(Collection entries)
◇ ◇ ◇ ◇ ◇ ◇ ◇

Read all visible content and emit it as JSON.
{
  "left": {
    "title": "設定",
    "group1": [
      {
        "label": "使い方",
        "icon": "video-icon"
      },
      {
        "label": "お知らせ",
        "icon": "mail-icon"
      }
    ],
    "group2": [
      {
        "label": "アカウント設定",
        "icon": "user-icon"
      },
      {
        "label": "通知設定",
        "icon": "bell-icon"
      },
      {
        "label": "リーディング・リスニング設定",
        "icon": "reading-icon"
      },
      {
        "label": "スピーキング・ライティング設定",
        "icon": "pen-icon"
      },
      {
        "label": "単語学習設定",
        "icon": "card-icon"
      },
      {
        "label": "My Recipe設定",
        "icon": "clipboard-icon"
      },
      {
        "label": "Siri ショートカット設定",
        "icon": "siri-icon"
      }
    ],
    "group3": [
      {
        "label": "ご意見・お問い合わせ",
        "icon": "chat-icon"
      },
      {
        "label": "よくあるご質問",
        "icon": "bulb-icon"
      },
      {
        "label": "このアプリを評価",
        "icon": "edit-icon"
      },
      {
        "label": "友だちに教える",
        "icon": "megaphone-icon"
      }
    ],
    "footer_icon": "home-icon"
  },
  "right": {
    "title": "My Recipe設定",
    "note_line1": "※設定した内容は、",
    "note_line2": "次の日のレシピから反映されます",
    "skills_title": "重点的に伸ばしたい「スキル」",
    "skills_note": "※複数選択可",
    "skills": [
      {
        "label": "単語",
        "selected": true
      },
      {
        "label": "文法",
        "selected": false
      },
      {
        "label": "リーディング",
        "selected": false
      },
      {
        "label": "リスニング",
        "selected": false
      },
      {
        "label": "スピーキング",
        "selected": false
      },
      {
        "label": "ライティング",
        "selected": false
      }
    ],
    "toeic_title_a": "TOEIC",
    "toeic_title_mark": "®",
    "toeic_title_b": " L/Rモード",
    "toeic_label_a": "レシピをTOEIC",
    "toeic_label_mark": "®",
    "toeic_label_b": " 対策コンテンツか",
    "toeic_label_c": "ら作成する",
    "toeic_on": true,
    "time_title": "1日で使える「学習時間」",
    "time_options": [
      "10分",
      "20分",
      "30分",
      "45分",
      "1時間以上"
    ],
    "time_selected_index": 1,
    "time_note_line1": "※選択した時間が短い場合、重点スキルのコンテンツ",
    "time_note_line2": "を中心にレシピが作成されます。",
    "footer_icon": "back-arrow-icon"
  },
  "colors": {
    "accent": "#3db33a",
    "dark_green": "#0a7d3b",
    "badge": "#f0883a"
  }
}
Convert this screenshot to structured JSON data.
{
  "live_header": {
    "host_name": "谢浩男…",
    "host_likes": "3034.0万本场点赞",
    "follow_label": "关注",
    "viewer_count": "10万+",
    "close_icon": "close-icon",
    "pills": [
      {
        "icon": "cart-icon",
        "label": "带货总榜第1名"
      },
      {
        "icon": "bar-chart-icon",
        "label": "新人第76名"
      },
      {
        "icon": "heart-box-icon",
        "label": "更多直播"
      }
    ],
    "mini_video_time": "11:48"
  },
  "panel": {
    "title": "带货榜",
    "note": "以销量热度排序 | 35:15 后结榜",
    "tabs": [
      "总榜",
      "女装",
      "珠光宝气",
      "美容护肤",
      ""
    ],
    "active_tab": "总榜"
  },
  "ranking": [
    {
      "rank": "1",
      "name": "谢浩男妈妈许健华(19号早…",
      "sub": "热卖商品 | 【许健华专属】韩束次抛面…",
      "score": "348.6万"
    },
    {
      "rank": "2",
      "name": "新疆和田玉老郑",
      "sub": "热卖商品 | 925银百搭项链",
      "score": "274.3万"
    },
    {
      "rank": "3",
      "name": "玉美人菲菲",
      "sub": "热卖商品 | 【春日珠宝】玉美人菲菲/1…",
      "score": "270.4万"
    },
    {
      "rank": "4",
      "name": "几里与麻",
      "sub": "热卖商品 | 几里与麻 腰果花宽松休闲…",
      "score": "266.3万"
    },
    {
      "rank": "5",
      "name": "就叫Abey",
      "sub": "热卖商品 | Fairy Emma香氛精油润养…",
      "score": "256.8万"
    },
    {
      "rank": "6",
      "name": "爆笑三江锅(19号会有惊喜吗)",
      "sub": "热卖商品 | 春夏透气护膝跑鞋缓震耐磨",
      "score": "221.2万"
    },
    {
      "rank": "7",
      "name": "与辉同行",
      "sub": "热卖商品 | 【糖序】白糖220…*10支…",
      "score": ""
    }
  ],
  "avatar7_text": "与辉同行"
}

◇ ◇ ◇ ◇ ◇ ◇ ◇

> **TASK STATEMENT**: Quote all the records exactly, please, leaving none out.

> **EXERCISE SOLUTION**:
Read all visible content and emit it as JSON.
{
  "left": {
    "title": "設定",
    "group1": [
      {
        "label": "使い方",
        "icon": "video-icon"
      },
      {
        "label": "お知らせ",
        "icon": "mail-icon"
      }
    ],
    "group2": [
      {
        "label": "アカウント設定",
        "icon": "user-icon"
      },
      {
        "label": "通知設定",
        "icon": "bell-icon"
      },
      {
        "label": "リーディング・リスニング設定",
        "icon": "reading-icon"
      },
      {
        "label": "スピーキング・ライティング設定",
        "icon": "pen-icon"
      },
      {
        "label": "単語学習設定",
        "icon": "card-icon"
      },
      {
        "label": "My Recipe設定",
        "icon": "clipboard-icon"
      },
      {
        "label": "Siri ショートカット設定",
        "icon": "siri-icon"
      }
    ],
    "group3": [
      {
        "label": "ご意見・お問い合わせ",
        "icon": "chat-icon"
      },
      {
        "label": "よくあるご質問",
        "icon": "bulb-icon"
      },
      {
        "label": "このアプリを評価",
        "icon": "edit-icon"
      },
      {
        "label": "友だちに教える",
        "icon": "megaphone-icon"
      }
    ],
    "footer_icon": "home-icon"
  },
  "right": {
    "title": "My Recipe設定",
    "note_line1": "※設定した内容は、",
    "note_line2": "次の日のレシピから反映されます",
    "skills_title": "重点的に伸ばしたい「スキル」",
    "skills_note": "※複数選択可",
    "skills": [
      {
        "label": "単語",
        "selected": true
      },
      {
        "label": "文法",
        "selected": false
      },
      {
        "label": "リーディング",
        "selected": false
      },
      {
        "label": "リスニング",
        "selected": false
      },
      {
        "label": "スピーキング",
        "selected": false
      },
      {
        "label": "ライティング",
        "selected": false
      }
    ],
    "toeic_title_a": "TOEIC",
    "toeic_title_mark": "®",
    "toeic_title_b": " L/Rモード",
    "toeic_label_a": "レシピをTOEIC",
    "toeic_label_mark": "®",
    "toeic_label_b": " 対策コンテンツか",
    "toeic_label_c": "ら作成する",
    "toeic_on": true,
    "time_title": "1日で使える「学習時間」",
    "time_options": [
      "10分",
      "20分",
      "30分",
      "45分",
      "1時間以上"
    ],
    "time_selected_index": 1,
    "time_note_line1": "※選択した時間が短い場合、重点スキルのコンテンツ",
    "time_note_line2": "を中心にレシピが作成されます。",
    "footer_icon": "back-arrow-icon"
  },
  "colors": {
    "accent": "#3db33a",
    "dark_green": "#0a7d3b",
    "badge": "#f0883a"
  }
}
Convert this screenshot to structured JSON data.
{
  "live_header": {
    "host_name": "谢浩男…",
    "host_likes": "3034.0万本场点赞",
    "follow_label": "关注",
    "viewer_count": "10万+",
    "close_icon": "close-icon",
    "pills": [
      {
        "icon": "cart-icon",
        "label": "带货总榜第1名"
      },
      {
        "icon": "bar-chart-icon",
        "label": "新人第76名"
      },
      {
        "icon": "heart-box-icon",
        "label": "更多直播"
      }
    ],
    "mini_video_time": "11:48"
  },
  "panel": {
    "title": "带货榜",
    "note": "以销量热度排序 | 35:15 后结榜",
    "tabs": [
      "总榜",
      "女装",
      "珠光宝气",
      "美容护肤",
      ""
    ],
    "active_tab": "总榜"
  },
  "ranking": [
    {
      "rank": "1",
      "name": "谢浩男妈妈许健华(19号早…",
      "sub": "热卖商品 | 【许健华专属】韩束次抛面…",
      "score": "348.6万"
    },
    {
      "rank": "2",
      "name": "新疆和田玉老郑",
      "sub": "热卖商品 | 925银百搭项链",
      "score": "274.3万"
    },
    {
      "rank": "3",
      "name": "玉美人菲菲",
      "sub": "热卖商品 | 【春日珠宝】玉美人菲菲/1…",
      "score": "270.4万"
    },
    {
      "rank": "4",
      "name": "几里与麻",
      "sub": "热卖商品 | 几里与麻 腰果花宽松休闲…",
      "score": "266.3万"
    },
    {
      "rank": "5",
      "name": "就叫Abey",
      "sub": "热卖商品 | Fairy Emma香氛精油润养…",
      "score": "256.8万"
    },
    {
      "rank": "6",
      "name": "爆笑三江锅(19号会有惊喜吗)",
      "sub": "热卖商品 | 春夏透气护膝跑鞋缓震耐磨",
      "score": "221.2万"
    },
    {
      "rank": "7",
      "name": "与辉同行",
      "sub": "热卖商品 | 【糖序】白糖220…*10支…",
      "score": ""
    }
  ],
  "avatar7_text": "与辉同行"
}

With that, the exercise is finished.